_Document page transcription items:_
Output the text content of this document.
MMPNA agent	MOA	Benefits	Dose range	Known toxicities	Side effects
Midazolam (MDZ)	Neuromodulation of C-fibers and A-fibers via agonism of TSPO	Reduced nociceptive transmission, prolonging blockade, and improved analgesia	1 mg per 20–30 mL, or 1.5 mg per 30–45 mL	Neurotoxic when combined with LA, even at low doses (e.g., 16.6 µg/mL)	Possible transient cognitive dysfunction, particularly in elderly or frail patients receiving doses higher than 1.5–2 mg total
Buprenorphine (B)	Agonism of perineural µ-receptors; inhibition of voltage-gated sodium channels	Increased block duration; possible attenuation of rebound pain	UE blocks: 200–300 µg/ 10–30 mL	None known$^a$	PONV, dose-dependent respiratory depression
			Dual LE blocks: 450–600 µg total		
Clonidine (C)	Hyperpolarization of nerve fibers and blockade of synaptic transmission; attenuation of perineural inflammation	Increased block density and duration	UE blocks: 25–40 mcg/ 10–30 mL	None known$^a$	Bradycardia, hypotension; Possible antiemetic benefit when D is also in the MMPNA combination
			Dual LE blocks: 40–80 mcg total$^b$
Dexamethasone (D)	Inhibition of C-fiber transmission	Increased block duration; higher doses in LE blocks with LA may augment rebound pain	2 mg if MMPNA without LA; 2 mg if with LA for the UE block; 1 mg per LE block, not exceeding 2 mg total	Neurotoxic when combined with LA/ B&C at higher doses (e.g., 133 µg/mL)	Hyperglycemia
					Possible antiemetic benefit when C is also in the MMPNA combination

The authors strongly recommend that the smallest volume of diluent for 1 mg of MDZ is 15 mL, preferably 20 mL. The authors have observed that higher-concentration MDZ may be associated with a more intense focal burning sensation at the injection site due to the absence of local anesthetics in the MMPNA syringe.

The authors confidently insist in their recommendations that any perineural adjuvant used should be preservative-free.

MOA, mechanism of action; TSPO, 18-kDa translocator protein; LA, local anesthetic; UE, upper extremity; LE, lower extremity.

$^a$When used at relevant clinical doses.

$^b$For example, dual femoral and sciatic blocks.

==

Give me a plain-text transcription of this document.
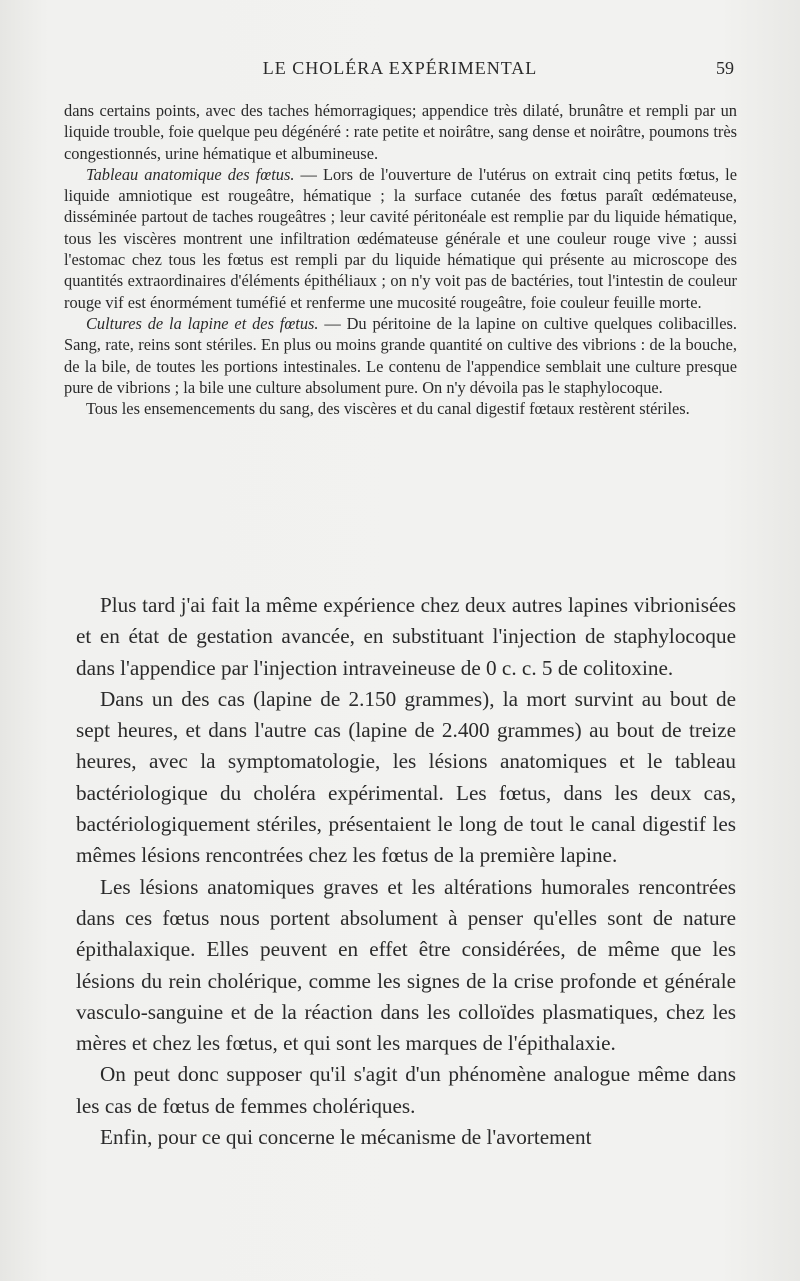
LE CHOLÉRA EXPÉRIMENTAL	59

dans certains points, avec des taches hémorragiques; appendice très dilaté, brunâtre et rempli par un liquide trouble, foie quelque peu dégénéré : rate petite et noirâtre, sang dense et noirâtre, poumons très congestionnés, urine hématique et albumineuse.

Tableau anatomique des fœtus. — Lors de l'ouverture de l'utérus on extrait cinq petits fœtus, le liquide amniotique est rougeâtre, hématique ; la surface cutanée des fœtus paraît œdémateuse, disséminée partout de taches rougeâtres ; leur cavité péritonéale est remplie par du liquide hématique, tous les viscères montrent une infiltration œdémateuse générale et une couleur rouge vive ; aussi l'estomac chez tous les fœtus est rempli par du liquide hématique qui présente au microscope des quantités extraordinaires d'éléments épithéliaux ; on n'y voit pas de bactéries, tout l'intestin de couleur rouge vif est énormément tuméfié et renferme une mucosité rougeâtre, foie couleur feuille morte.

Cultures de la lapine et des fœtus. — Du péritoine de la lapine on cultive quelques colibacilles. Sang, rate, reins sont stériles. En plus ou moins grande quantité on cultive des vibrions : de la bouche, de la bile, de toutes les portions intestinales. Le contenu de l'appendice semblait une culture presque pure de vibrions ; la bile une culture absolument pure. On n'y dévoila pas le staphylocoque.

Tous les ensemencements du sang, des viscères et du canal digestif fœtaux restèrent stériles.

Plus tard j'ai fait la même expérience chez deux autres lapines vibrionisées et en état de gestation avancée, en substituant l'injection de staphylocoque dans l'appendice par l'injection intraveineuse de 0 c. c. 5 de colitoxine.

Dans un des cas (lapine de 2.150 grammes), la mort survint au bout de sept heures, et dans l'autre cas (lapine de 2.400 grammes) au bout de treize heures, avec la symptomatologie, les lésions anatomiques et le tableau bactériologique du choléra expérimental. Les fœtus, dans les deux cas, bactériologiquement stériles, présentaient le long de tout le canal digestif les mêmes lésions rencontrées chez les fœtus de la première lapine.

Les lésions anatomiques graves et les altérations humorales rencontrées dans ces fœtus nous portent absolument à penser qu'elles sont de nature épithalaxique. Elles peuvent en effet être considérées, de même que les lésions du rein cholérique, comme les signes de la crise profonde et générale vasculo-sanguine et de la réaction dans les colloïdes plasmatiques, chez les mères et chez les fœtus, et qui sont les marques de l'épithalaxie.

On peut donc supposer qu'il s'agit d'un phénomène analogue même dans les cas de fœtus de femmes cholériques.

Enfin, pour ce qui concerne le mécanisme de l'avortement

_Work request:_ Determine the number of lines in the entries that hold "lésions". Reply with that number only.

_Exercise result:_ 2